— Given instruction —
Filter the listing and keep only the lines with the word "ffffff".

— Data —
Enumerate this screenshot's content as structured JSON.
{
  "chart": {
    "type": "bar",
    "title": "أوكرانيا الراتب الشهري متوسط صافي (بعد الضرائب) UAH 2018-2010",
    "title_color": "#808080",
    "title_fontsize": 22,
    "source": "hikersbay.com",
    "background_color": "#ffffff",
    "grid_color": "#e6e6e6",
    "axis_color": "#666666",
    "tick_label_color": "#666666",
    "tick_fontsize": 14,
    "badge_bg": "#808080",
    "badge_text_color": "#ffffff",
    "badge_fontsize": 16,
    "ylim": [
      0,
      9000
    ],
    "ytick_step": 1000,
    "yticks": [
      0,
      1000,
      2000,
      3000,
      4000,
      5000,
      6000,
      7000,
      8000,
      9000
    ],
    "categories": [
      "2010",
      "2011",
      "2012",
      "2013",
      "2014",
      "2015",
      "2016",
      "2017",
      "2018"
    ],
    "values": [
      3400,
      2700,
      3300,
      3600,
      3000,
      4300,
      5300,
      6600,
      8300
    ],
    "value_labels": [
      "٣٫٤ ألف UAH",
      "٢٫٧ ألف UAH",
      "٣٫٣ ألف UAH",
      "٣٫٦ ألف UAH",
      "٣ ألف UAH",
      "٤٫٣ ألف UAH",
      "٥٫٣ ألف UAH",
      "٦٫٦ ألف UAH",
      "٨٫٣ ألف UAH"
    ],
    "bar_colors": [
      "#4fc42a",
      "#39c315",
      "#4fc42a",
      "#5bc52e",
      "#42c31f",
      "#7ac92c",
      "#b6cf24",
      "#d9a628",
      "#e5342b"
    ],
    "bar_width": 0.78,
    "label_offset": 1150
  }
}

— Response —
    "background_color": "#ffffff",
    "badge_text_color": "#ffffff",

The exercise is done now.